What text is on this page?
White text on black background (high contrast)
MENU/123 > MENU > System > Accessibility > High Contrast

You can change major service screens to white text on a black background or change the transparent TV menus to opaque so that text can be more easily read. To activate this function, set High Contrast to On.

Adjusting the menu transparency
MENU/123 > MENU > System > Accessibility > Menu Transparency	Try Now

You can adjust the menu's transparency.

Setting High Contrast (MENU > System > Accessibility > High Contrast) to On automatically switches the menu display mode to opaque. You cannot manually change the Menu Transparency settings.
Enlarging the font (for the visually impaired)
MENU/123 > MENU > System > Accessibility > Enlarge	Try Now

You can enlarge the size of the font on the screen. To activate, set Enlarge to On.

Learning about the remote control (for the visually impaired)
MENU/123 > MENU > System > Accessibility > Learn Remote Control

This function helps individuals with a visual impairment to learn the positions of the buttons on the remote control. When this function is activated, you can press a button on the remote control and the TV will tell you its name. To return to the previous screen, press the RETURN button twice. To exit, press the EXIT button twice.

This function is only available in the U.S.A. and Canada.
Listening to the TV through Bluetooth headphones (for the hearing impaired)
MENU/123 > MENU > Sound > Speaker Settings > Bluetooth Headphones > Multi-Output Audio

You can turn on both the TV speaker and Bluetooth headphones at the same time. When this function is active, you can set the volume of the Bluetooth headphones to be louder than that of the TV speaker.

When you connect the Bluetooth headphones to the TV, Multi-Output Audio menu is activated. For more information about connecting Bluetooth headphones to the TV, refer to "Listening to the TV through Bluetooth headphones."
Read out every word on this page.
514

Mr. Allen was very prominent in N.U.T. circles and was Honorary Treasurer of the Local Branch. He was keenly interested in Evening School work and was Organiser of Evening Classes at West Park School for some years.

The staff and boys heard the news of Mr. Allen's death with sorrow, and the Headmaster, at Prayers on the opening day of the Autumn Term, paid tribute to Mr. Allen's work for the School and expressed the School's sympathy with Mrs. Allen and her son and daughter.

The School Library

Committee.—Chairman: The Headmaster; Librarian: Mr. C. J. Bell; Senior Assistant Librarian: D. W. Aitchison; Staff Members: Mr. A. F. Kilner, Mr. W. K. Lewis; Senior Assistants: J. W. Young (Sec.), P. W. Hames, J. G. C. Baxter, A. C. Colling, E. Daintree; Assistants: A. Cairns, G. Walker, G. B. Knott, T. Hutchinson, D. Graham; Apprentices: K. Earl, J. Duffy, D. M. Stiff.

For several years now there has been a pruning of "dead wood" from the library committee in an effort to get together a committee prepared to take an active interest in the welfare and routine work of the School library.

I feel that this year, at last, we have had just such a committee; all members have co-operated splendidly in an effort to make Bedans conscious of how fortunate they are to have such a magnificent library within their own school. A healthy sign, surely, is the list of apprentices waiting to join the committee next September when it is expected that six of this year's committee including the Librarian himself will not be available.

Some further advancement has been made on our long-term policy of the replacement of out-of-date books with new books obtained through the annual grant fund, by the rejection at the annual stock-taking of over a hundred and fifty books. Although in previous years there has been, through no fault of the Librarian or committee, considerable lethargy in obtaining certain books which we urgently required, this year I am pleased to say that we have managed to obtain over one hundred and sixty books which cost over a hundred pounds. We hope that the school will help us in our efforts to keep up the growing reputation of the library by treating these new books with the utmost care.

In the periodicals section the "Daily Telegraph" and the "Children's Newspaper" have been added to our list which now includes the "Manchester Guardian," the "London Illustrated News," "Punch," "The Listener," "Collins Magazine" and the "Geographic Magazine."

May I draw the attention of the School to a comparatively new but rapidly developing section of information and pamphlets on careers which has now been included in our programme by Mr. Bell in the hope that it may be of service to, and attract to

- **BRIEF**
Your task is to repeat every line exactly.

- **CORRECT RESPONSE**
What text is on this page?
White text on black background (high contrast)
MENU/123 > MENU > System > Accessibility > High Contrast

You can change major service screens to white text on a black background or change the transparent TV menus to opaque so that text can be more easily read. To activate this function, set High Contrast to On.

Adjusting the menu transparency
MENU/123 > MENU > System > Accessibility > Menu Transparency	Try Now

You can adjust the menu's transparency.

Setting High Contrast (MENU > System > Accessibility > High Contrast) to On automatically switches the menu display mode to opaque. You cannot manually change the Menu Transparency settings.
Enlarging the font (for the visually impaired)
MENU/123 > MENU > System > Accessibility > Enlarge	Try Now

You can enlarge the size of the font on the screen. To activate, set Enlarge to On.

Learning about the remote control (for the visually impaired)
MENU/123 > MENU > System > Accessibility > Learn Remote Control

This function helps individuals with a visual impairment to learn the positions of the buttons on the remote control. When this function is activated, you can press a button on the remote control and the TV will tell you its name. To return to the previous screen, press the RETURN button twice. To exit, press the EXIT button twice.

This function is only available in the U.S.A. and Canada.
Listening to the TV through Bluetooth headphones (for the hearing impaired)
MENU/123 > MENU > Sound > Speaker Settings > Bluetooth Headphones > Multi-Output Audio

You can turn on both the TV speaker and Bluetooth headphones at the same time. When this function is active, you can set the volume of the Bluetooth headphones to be louder than that of the TV speaker.

When you connect the Bluetooth headphones to the TV, Multi-Output Audio menu is activated. For more information about connecting Bluetooth headphones to the TV, refer to "Listening to the TV through Bluetooth headphones."
Read out every word on this page.
514

Mr. Allen was very prominent in N.U.T. circles and was Honorary Treasurer of the Local Branch. He was keenly interested in Evening School work and was Organiser of Evening Classes at West Park School for some years.

The staff and boys heard the news of Mr. Allen's death with sorrow, and the Headmaster, at Prayers on the opening day of the Autumn Term, paid tribute to Mr. Allen's work for the School and expressed the School's sympathy with Mrs. Allen and her son and daughter.

The School Library

Committee.—Chairman: The Headmaster; Librarian: Mr. C. J. Bell; Senior Assistant Librarian: D. W. Aitchison; Staff Members: Mr. A. F. Kilner, Mr. W. K. Lewis; Senior Assistants: J. W. Young (Sec.), P. W. Hames, J. G. C. Baxter, A. C. Colling, E. Daintree; Assistants: A. Cairns, G. Walker, G. B. Knott, T. Hutchinson, D. Graham; Apprentices: K. Earl, J. Duffy, D. M. Stiff.

For several years now there has been a pruning of "dead wood" from the library committee in an effort to get together a committee prepared to take an active interest in the welfare and routine work of the School library.

I feel that this year, at last, we have had just such a committee; all members have co-operated splendidly in an effort to make Bedans conscious of how fortunate they are to have such a magnificent library within their own school. A healthy sign, surely, is the list of apprentices waiting to join the committee next September when it is expected that six of this year's committee including the Librarian himself will not be available.

Some further advancement has been made on our long-term policy of the replacement of out-of-date books with new books obtained through the annual grant fund, by the rejection at the annual stock-taking of over a hundred and fifty books. Although in previous years there has been, through no fault of the Librarian or committee, considerable lethargy in obtaining certain books which we urgently required, this year I am pleased to say that we have managed to obtain over one hundred and sixty books which cost over a hundred pounds. We hope that the school will help us in our efforts to keep up the growing reputation of the library by treating these new books with the utmost care.

In the periodicals section the "Daily Telegraph" and the "Children's Newspaper" have been added to our list which now includes the "Manchester Guardian," the "London Illustrated News," "Punch," "The Listener," "Collins Magazine" and the "Geographic Magazine."

May I draw the attention of the School to a comparatively new but rapidly developing section of information and pamphlets on careers which has now been included in our programme by Mr. Bell in the hope that it may be of service to, and attract to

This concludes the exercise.